== RECORDS SUPPLIED

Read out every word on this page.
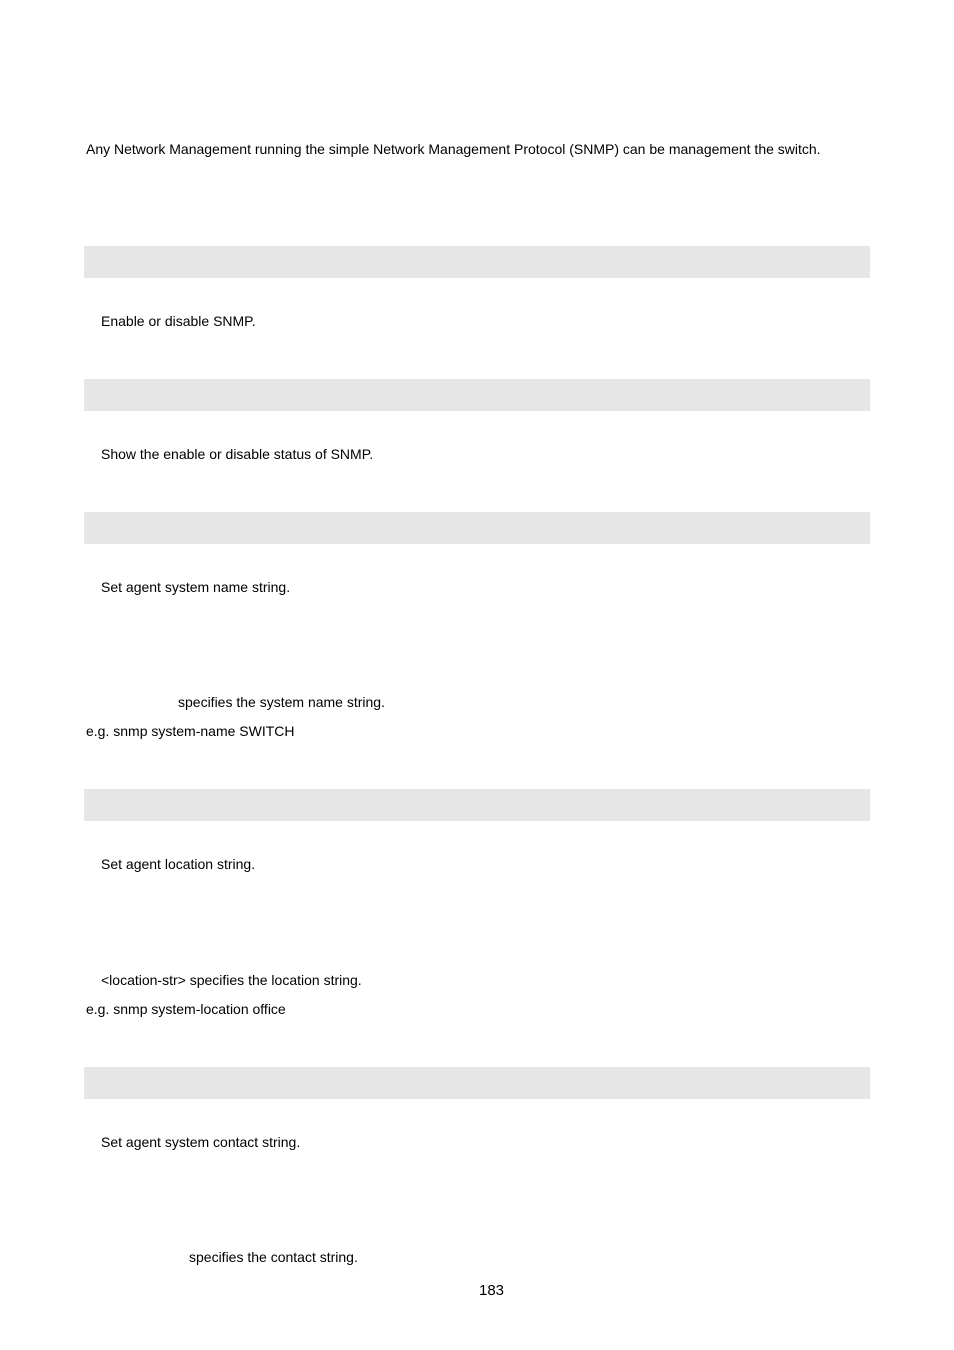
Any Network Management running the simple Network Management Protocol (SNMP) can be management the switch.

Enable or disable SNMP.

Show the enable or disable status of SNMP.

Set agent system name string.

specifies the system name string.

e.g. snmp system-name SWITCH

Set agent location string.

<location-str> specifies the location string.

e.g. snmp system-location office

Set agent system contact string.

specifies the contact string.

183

====

### GOAL
Restate every record exactly, please; do not copy the pictures.

### FINAL RESULT
Read out every word on this page.
Any Network Management running the simple Network Management Protocol (SNMP) can be management the switch.

Enable or disable SNMP.

Show the enable or disable status of SNMP.

Set agent system name string.

specifies the system name string.

e.g. snmp system-name SWITCH

Set agent location string.

<location-str> specifies the location string.

e.g. snmp system-location office

Set agent system contact string.

specifies the contact string.

183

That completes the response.